Data entries

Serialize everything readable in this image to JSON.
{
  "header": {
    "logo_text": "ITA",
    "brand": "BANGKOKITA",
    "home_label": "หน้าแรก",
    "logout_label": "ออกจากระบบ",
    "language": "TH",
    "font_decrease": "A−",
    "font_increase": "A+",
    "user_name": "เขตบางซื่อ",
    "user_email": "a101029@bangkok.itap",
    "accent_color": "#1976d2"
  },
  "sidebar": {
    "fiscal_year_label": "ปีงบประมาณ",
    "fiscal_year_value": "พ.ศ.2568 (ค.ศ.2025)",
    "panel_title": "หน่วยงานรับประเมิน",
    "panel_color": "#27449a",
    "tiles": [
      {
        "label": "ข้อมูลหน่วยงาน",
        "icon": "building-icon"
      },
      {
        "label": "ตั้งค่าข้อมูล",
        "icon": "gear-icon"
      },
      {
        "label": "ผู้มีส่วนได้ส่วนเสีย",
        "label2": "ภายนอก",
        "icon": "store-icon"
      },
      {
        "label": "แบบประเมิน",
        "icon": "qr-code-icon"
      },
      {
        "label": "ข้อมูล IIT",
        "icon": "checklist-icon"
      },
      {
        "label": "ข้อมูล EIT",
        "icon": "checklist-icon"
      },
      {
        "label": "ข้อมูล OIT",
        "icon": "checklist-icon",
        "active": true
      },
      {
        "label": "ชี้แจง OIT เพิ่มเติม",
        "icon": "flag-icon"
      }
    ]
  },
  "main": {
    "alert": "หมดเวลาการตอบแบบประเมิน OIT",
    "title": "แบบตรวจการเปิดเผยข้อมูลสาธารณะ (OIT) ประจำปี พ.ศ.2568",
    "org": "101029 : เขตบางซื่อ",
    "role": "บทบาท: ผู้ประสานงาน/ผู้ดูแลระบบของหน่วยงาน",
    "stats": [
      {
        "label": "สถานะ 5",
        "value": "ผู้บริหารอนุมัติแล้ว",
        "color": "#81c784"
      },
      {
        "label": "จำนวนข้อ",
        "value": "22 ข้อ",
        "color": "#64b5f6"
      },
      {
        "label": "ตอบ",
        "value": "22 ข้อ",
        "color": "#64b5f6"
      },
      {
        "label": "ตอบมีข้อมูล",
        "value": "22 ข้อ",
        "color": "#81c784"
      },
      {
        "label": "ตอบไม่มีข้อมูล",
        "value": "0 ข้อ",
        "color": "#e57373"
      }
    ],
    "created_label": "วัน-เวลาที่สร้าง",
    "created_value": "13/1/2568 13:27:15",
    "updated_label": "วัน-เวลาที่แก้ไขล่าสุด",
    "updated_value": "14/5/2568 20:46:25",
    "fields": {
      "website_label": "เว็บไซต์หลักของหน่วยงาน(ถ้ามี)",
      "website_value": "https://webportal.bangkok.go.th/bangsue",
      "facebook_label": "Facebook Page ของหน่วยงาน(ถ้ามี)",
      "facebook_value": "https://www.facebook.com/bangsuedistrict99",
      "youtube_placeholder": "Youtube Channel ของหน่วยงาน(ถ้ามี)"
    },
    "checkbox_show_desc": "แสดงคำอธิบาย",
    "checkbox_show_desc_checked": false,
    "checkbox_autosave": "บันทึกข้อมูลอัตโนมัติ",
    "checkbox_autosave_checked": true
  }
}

| Requirement |
Would you reproduce all the entries exactly?

| Task output |
Serialize everything readable in this image to JSON.
{
  "header": {
    "logo_text": "ITA",
    "brand": "BANGKOKITA",
    "home_label": "หน้าแรก",
    "logout_label": "ออกจากระบบ",
    "language": "TH",
    "font_decrease": "A−",
    "font_increase": "A+",
    "user_name": "เขตบางซื่อ",
    "user_email": "a101029@bangkok.itap",
    "accent_color": "#1976d2"
  },
  "sidebar": {
    "fiscal_year_label": "ปีงบประมาณ",
    "fiscal_year_value": "พ.ศ.2568 (ค.ศ.2025)",
    "panel_title": "หน่วยงานรับประเมิน",
    "panel_color": "#27449a",
    "tiles": [
      {
        "label": "ข้อมูลหน่วยงาน",
        "icon": "building-icon"
      },
      {
        "label": "ตั้งค่าข้อมูล",
        "icon": "gear-icon"
      },
      {
        "label": "ผู้มีส่วนได้ส่วนเสีย",
        "label2": "ภายนอก",
        "icon": "store-icon"
      },
      {
        "label": "แบบประเมิน",
        "icon": "qr-code-icon"
      },
      {
        "label": "ข้อมูล IIT",
        "icon": "checklist-icon"
      },
      {
        "label": "ข้อมูล EIT",
        "icon": "checklist-icon"
      },
      {
        "label": "ข้อมูล OIT",
        "icon": "checklist-icon",
        "active": true
      },
      {
        "label": "ชี้แจง OIT เพิ่มเติม",
        "icon": "flag-icon"
      }
    ]
  },
  "main": {
    "alert": "หมดเวลาการตอบแบบประเมิน OIT",
    "title": "แบบตรวจการเปิดเผยข้อมูลสาธารณะ (OIT) ประจำปี พ.ศ.2568",
    "org": "101029 : เขตบางซื่อ",
    "role": "บทบาท: ผู้ประสานงาน/ผู้ดูแลระบบของหน่วยงาน",
    "stats": [
      {
        "label": "สถานะ 5",
        "value": "ผู้บริหารอนุมัติแล้ว",
        "color": "#81c784"
      },
      {
        "label": "จำนวนข้อ",
        "value": "22 ข้อ",
        "color": "#64b5f6"
      },
      {
        "label": "ตอบ",
        "value": "22 ข้อ",
        "color": "#64b5f6"
      },
      {
        "label": "ตอบมีข้อมูล",
        "value": "22 ข้อ",
        "color": "#81c784"
      },
      {
        "label": "ตอบไม่มีข้อมูล",
        "value": "0 ข้อ",
        "color": "#e57373"
      }
    ],
    "created_label": "วัน-เวลาที่สร้าง",
    "created_value": "13/1/2568 13:27:15",
    "updated_label": "วัน-เวลาที่แก้ไขล่าสุด",
    "updated_value": "14/5/2568 20:46:25",
    "fields": {
      "website_label": "เว็บไซต์หลักของหน่วยงาน(ถ้ามี)",
      "website_value": "https://webportal.bangkok.go.th/bangsue",
      "facebook_label": "Facebook Page ของหน่วยงาน(ถ้ามี)",
      "facebook_value": "https://www.facebook.com/bangsuedistrict99",
      "youtube_placeholder": "Youtube Channel ของหน่วยงาน(ถ้ามี)"
    },
    "checkbox_show_desc": "แสดงคำอธิบาย",
    "checkbox_show_desc_checked": false,
    "checkbox_autosave": "บันทึกข้อมูลอัตโนมัติ",
    "checkbox_autosave_checked": true
  }
}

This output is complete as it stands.